TEXT BLOCK:
Optimal extreme learning machine for diagnosing brain tumor based on modified sailfish optimizer.

This study proposes a hierarchical automated methodology for detecting brain tumors in Magnetic Resonance Imaging (MRI), focusing on preprocessing images to improve quality and eliminate artifacts or noise. A modified Extreme Learning Machine is then used to diagnose brain tumors that are integrated with the Modified Sailfish optimizer to enhance its performance. The Modified Sailfish optimizer is a metaheuristic algorithm known for efficiently navigating optimization landscapes and enhancing convergence speed. Experiments were conducted using the "Whole Brain Atlas (WBA)" database, which contains annotated MRI images. The results showed superior efficiency in accurately detecting brain tumors from MRI images, demonstrating the potential of the method in enhancing accuracy and efficiency. The proposed method utilizes hierarchical methodology, preprocessing techniques, and optimization of the Extreme Learning Machine with the Modified Sailfish optimizer to improve accuracy rates and decrease the time needed for brain tumor diagnosis. The proposed method outperformed other methods in terms of accuracy, recall, specificity, precision, and F1 score in medical imaging diagnosis. It achieved the highest accuracy at 93.95 %, with End/End and CNN attaining high values of 89.24 % and 93.17 %, respectively. The method also achieved a perfect score of 100 % in recall, 91.38 % in specificity, and 75.64 % in F1 score. However, it is crucial to consider factors like computational complexity, dataset characteristics, and generalizability before evaluating the effectiveness of the method in medical imaging diagnosis. This approach has the potential to make substantial contributions to medical imaging and aid healthcare professionals in making prompt and precise treatment decisions for brain tumors.

TASK REQUIREMENTS:
Answer these questions from the text on brain tumor diagnosis:
1. Which database was used in the experiments?
2. What is the Modified Sailfish optimizer integrated with?
3. What specificity did the proposed method achieve?

Stored data entries
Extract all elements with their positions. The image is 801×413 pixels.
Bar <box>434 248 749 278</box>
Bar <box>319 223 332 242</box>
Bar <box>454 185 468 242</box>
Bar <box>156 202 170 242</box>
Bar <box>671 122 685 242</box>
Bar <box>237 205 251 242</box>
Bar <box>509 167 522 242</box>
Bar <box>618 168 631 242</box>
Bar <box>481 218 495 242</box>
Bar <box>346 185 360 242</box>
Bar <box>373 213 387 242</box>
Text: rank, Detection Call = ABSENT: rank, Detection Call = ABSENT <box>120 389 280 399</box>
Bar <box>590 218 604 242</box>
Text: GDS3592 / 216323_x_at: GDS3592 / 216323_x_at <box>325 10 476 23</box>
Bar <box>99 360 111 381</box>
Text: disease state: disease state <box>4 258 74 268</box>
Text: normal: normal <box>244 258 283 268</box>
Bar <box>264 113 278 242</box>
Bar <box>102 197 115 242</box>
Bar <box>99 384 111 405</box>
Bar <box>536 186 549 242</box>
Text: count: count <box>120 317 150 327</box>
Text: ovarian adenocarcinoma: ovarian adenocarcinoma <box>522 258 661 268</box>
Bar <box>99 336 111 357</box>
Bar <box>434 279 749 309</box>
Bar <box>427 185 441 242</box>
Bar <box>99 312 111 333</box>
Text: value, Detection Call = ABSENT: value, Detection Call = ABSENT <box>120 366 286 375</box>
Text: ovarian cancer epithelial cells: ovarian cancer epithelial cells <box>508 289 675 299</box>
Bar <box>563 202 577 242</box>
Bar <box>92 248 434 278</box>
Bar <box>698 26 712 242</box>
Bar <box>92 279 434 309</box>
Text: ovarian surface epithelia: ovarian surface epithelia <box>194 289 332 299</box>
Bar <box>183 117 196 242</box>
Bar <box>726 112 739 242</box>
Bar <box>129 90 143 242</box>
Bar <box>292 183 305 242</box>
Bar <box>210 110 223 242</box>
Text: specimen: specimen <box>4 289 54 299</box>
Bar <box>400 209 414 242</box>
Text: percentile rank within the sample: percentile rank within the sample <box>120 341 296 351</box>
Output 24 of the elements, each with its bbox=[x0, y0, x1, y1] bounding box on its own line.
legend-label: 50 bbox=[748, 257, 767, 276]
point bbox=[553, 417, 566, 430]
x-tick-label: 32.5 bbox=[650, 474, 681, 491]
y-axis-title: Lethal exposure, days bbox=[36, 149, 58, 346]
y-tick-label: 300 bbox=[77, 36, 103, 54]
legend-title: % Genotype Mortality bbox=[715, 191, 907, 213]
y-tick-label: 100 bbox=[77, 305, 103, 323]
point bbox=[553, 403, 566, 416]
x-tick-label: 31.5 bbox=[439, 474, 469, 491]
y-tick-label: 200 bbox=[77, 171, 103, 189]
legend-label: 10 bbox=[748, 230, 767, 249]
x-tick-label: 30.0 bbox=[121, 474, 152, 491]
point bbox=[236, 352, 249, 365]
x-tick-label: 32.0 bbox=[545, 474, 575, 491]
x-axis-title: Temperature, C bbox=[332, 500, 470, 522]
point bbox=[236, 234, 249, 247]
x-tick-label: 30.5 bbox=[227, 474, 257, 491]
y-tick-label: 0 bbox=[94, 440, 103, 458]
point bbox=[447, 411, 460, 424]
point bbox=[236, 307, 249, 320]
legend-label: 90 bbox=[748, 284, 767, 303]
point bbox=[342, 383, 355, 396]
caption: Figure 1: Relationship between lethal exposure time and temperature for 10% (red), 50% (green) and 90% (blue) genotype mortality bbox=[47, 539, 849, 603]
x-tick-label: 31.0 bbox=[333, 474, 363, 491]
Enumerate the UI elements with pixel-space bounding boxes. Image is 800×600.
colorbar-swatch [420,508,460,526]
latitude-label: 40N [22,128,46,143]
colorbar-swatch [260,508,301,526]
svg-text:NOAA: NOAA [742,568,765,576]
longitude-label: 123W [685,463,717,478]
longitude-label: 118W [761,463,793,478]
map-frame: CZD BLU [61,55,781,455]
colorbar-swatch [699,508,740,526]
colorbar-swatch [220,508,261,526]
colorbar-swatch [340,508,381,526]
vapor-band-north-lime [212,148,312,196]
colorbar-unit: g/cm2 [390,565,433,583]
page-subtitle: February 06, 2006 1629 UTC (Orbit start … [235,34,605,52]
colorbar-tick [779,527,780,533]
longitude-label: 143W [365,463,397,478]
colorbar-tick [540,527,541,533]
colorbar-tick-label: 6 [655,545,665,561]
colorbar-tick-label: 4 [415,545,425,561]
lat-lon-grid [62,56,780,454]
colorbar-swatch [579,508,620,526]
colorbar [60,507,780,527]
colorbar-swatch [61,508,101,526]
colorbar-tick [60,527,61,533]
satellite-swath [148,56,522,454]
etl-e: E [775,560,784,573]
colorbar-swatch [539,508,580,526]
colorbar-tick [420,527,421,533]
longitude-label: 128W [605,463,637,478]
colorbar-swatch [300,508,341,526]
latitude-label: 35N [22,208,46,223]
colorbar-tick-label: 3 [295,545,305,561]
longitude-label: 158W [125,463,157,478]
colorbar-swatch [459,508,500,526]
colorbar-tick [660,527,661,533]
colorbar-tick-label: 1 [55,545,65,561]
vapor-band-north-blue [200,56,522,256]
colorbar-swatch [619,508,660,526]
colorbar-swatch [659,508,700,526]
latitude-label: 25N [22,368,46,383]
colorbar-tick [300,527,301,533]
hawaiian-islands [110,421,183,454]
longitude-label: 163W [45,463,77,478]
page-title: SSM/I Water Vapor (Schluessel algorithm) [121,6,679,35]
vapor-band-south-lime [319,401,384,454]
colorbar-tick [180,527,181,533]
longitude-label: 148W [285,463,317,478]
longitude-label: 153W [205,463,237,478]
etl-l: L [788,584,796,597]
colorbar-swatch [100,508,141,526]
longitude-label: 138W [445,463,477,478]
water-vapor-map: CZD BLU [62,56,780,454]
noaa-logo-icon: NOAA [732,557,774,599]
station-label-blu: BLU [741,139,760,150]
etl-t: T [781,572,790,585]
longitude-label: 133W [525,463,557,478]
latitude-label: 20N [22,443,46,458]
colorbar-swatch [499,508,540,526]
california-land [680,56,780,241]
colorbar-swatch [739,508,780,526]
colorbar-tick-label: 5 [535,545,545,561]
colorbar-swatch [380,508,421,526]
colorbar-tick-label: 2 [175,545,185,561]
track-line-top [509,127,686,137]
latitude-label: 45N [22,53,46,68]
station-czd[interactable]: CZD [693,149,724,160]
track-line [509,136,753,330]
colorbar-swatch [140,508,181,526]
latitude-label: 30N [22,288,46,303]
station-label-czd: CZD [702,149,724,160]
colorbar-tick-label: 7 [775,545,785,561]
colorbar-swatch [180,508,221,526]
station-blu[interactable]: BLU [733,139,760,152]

PROBLEM SOLUTION:
1. The "Whole Brain Atlas (WBA)" database
2. A modified Extreme Learning Machine
3. 91.38 %